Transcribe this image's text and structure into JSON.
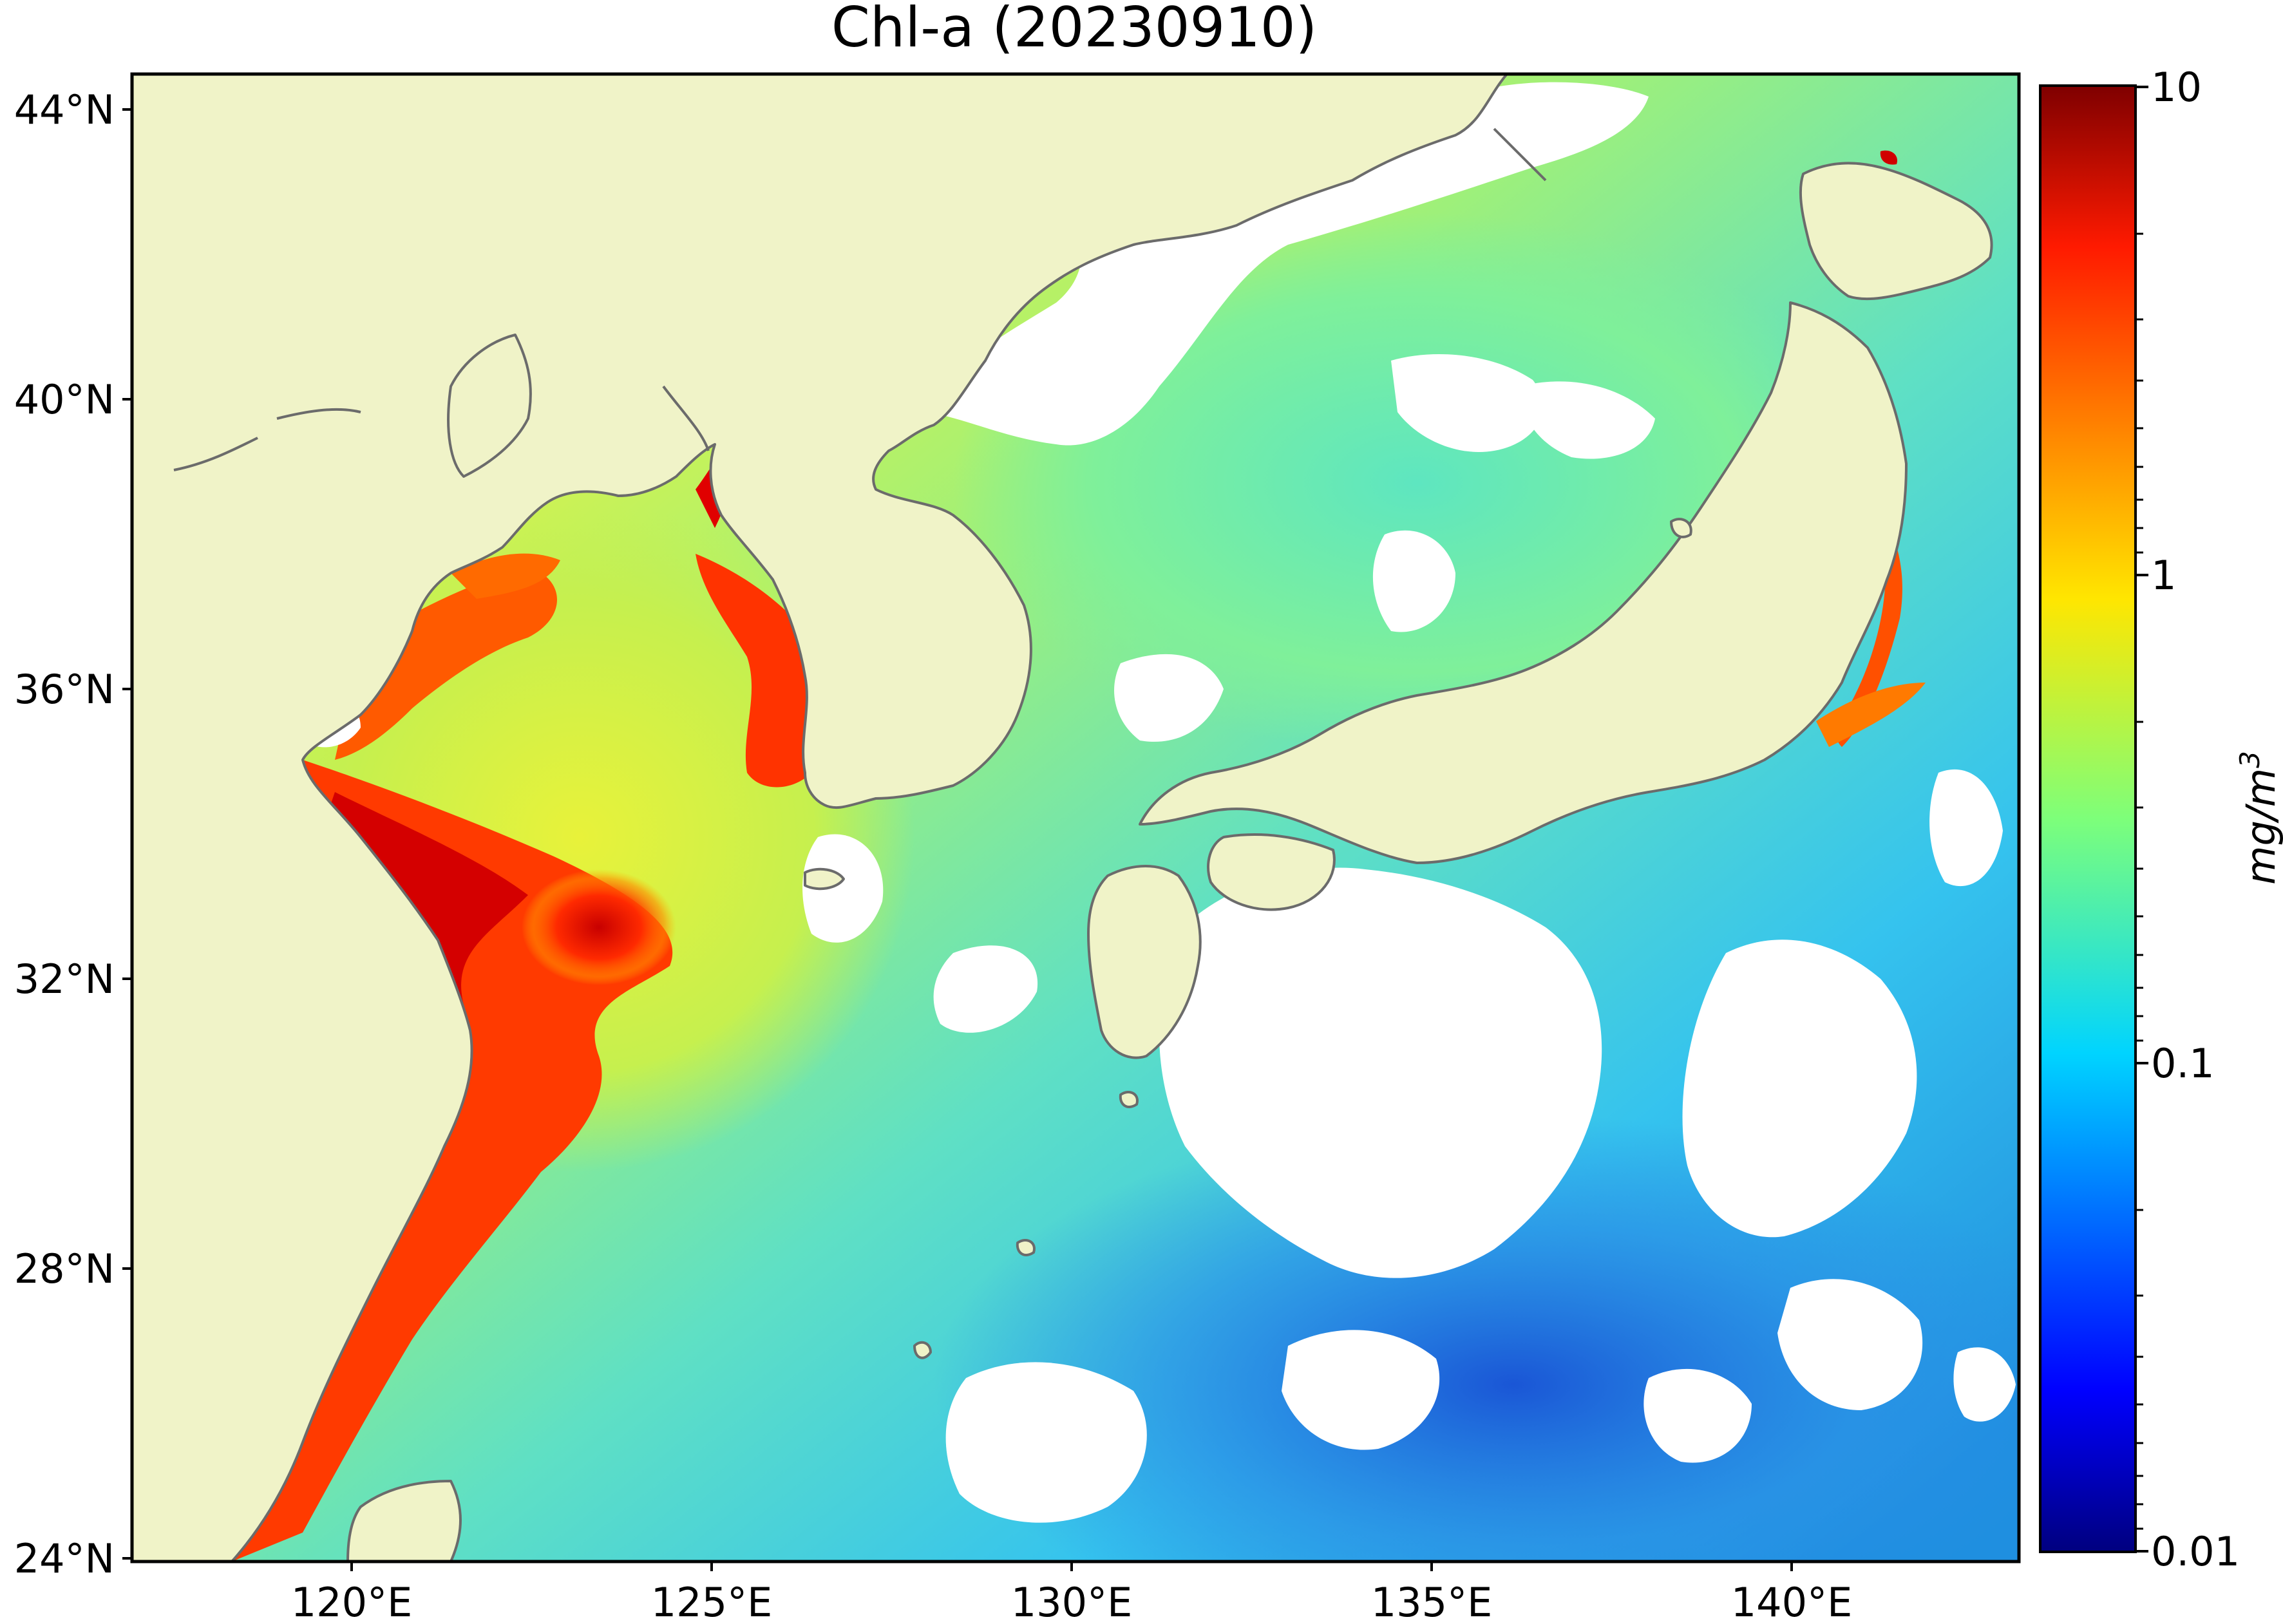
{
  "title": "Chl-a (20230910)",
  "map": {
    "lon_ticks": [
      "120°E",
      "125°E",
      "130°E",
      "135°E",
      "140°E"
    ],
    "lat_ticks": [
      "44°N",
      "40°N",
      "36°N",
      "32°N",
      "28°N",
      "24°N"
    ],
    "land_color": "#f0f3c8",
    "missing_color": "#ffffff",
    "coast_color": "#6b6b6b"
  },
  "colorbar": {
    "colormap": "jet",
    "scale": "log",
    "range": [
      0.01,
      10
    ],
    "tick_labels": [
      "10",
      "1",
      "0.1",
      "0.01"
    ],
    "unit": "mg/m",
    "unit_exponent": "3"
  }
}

...

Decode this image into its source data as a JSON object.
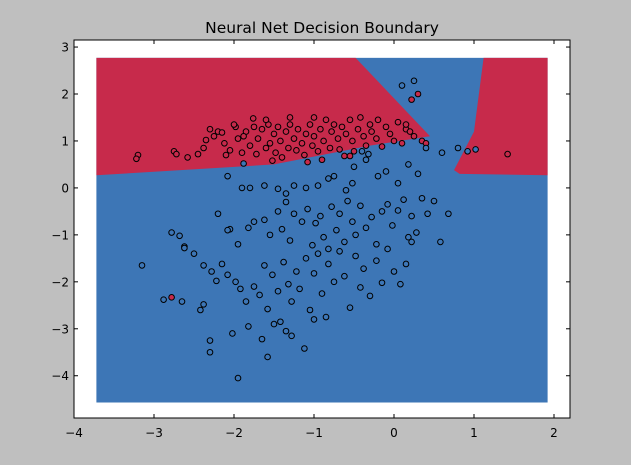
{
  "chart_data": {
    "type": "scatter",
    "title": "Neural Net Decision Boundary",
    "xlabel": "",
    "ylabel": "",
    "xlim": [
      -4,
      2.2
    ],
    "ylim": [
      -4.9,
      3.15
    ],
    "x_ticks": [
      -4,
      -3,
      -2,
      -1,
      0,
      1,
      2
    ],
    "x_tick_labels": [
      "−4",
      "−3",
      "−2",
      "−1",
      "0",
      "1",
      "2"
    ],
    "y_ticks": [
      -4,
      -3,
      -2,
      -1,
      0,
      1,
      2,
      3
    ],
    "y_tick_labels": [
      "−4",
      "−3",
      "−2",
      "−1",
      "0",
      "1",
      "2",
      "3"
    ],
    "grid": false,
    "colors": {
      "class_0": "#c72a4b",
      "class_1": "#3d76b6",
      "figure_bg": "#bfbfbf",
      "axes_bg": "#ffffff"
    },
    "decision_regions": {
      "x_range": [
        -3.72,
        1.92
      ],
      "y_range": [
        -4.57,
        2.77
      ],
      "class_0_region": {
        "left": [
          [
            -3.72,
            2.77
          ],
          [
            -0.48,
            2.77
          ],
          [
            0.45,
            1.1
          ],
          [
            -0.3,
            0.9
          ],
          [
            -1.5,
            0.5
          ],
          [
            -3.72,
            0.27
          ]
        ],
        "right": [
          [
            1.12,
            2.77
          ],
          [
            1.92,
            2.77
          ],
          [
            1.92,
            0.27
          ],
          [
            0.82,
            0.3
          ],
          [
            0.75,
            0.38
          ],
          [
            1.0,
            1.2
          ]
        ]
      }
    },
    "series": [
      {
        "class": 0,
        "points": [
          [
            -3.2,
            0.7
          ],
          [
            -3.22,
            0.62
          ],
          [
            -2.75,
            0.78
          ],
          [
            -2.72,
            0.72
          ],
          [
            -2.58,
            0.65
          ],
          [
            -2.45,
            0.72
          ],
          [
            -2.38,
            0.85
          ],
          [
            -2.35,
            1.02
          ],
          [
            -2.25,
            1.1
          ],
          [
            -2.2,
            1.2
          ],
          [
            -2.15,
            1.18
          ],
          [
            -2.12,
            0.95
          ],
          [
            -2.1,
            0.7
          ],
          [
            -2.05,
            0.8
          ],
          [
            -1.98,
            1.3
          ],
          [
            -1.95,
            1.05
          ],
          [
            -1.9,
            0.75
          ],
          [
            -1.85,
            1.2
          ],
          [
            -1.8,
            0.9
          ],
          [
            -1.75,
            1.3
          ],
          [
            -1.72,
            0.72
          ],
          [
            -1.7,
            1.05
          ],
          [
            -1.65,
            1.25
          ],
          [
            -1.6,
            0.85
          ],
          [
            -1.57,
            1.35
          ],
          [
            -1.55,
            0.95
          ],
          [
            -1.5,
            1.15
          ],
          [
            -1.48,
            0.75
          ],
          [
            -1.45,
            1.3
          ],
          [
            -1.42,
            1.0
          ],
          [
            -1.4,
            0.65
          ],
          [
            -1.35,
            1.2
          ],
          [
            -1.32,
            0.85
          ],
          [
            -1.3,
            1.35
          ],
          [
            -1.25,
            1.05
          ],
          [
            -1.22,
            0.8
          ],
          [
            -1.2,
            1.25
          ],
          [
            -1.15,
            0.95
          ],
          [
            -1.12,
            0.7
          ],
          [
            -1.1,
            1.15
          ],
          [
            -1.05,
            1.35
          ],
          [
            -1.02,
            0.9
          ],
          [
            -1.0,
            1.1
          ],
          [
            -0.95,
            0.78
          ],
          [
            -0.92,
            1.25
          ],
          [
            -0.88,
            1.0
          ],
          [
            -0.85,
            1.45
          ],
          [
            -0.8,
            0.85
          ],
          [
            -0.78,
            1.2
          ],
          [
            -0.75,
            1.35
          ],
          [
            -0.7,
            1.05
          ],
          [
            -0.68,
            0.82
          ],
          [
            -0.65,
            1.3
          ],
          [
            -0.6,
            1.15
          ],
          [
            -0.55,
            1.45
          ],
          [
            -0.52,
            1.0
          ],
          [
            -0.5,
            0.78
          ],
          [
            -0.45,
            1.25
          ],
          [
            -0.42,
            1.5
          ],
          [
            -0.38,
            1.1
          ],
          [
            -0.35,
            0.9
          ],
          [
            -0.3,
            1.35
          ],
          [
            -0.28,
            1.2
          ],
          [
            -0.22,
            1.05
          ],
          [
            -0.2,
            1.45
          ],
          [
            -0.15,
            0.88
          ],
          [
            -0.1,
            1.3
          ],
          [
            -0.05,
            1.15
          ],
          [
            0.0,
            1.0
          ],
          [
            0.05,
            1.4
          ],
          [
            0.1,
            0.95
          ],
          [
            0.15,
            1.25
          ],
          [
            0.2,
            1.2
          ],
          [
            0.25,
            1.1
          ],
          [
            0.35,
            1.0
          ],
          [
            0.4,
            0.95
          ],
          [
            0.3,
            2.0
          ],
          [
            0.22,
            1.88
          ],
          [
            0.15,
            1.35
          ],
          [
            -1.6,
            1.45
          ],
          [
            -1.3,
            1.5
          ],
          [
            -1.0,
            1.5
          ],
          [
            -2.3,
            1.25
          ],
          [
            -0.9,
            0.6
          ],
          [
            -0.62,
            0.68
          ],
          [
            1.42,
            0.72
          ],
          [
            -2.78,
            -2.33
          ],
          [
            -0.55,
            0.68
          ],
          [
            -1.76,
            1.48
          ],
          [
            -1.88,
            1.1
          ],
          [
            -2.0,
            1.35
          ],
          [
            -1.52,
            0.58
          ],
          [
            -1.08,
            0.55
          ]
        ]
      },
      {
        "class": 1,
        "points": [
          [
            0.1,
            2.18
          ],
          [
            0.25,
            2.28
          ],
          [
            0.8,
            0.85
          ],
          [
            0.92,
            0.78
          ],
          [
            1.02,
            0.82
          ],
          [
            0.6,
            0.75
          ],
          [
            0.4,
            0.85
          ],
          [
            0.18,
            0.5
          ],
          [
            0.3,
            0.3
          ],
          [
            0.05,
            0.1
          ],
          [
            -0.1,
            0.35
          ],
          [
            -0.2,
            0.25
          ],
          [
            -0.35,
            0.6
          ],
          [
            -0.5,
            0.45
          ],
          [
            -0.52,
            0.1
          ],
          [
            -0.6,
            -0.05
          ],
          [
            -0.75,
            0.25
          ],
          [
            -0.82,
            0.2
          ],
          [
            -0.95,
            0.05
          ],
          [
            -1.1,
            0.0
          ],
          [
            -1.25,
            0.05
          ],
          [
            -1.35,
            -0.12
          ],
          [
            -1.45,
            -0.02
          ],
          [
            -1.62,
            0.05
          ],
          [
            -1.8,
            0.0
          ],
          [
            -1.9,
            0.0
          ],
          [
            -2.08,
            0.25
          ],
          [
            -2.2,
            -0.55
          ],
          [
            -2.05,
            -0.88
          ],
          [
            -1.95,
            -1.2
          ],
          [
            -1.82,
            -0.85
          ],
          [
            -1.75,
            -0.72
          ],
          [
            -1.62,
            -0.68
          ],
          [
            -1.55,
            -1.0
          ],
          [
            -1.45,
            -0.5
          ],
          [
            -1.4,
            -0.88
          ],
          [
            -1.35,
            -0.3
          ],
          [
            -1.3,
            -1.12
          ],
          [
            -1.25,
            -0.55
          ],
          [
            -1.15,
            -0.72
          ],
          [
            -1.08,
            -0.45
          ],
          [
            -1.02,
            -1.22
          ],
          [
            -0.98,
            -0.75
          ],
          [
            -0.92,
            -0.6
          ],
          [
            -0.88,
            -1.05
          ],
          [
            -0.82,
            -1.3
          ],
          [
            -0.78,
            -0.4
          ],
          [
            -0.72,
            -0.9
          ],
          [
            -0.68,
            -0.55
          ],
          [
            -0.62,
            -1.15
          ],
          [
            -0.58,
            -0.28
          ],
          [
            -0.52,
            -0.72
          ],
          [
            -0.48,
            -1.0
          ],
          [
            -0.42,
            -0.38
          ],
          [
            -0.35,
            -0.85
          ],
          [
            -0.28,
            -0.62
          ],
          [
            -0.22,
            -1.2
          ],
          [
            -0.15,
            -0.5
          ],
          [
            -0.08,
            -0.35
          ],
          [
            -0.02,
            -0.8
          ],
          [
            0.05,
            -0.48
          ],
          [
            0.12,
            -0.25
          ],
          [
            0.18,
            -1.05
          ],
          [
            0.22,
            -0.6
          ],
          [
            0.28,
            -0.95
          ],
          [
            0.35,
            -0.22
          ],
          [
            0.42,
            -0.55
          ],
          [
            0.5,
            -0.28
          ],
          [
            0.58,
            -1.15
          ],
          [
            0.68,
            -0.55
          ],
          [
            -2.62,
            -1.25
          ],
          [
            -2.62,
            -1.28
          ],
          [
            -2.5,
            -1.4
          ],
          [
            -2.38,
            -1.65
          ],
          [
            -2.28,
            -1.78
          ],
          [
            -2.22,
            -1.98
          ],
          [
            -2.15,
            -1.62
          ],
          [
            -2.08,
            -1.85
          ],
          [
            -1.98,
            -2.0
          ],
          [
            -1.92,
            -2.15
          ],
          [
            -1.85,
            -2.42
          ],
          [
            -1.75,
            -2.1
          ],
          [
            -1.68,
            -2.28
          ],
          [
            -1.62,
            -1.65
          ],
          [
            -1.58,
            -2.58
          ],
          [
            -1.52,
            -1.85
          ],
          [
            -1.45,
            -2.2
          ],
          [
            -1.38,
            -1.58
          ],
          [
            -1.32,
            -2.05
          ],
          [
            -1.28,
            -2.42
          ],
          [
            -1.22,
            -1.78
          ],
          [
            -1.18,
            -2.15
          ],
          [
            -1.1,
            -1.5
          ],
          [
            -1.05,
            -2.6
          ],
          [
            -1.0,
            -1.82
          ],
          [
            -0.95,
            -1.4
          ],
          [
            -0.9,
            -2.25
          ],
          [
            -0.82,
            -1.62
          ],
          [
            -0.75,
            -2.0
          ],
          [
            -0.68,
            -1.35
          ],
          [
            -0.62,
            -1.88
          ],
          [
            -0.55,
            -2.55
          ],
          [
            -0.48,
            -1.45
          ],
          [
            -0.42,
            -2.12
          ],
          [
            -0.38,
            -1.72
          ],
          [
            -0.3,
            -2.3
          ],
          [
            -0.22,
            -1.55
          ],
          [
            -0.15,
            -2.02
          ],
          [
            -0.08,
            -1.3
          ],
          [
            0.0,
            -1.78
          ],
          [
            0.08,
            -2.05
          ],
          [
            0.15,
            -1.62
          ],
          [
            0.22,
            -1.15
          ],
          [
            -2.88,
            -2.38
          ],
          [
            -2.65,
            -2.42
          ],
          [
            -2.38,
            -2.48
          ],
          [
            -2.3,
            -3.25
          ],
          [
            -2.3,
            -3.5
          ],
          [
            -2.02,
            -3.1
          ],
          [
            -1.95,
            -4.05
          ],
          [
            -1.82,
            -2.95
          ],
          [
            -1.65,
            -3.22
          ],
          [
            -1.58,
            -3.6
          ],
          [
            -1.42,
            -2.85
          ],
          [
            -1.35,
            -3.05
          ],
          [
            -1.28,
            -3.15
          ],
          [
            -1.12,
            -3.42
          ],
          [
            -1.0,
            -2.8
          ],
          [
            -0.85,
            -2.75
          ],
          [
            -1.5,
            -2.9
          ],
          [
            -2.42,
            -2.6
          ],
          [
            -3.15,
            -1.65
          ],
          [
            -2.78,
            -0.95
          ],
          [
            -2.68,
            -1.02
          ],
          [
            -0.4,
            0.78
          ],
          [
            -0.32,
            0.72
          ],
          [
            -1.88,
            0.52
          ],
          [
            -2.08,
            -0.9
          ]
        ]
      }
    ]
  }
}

Task to carry out: Your answer should be a single number: how many lines in the data above include "this"?

Final result: 2